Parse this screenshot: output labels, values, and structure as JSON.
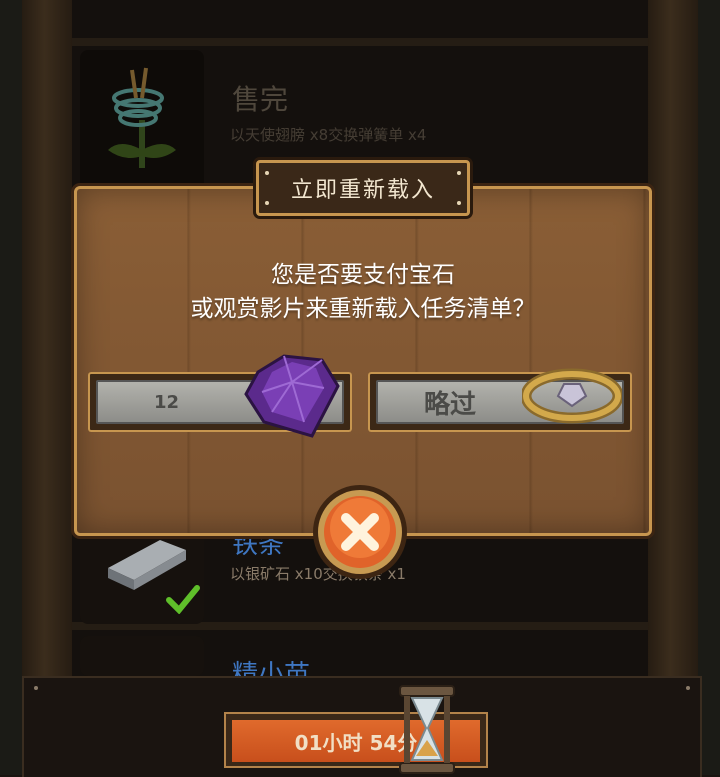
{
  "dialog": {
    "title": "立即重新载入",
    "message_line1": "您是否要支付宝石",
    "message_line2": "或观赏影片来重新载入任务清单？",
    "pay_button_cost": "12",
    "skip_button_label": "略过"
  },
  "list": {
    "row1": {
      "title": "售完",
      "desc": "以天使翅膀 x8交换弹簧单 x4"
    },
    "row2": {
      "title": "铁条",
      "desc": "以银矿石 x10交换铁条 x1"
    },
    "row3": {
      "title": "精小苗"
    }
  },
  "timer": {
    "label": "01小时 54分"
  },
  "icons": {
    "gem": "purple-gem-icon",
    "ring": "gold-ring-icon",
    "close": "close-icon",
    "check": "green-check-icon",
    "hourglass": "hourglass-icon"
  }
}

[Exercise requirements]
Each record should be quoted exactly, with the images omitted.

[Result of this exercise]
Parse this screenshot: output labels, values, and structure as JSON.
{
  "dialog": {
    "title": "立即重新载入",
    "message_line1": "您是否要支付宝石",
    "message_line2": "或观赏影片来重新载入任务清单？",
    "pay_button_cost": "12",
    "skip_button_label": "略过"
  },
  "list": {
    "row1": {
      "title": "售完",
      "desc": "以天使翅膀 x8交换弹簧单 x4"
    },
    "row2": {
      "title": "铁条",
      "desc": "以银矿石 x10交换铁条 x1"
    },
    "row3": {
      "title": "精小苗"
    }
  },
  "timer": {
    "label": "01小时 54分"
  },
  "icons": {
    "gem": "purple-gem-icon",
    "ring": "gold-ring-icon",
    "close": "close-icon",
    "check": "green-check-icon",
    "hourglass": "hourglass-icon"
  }
}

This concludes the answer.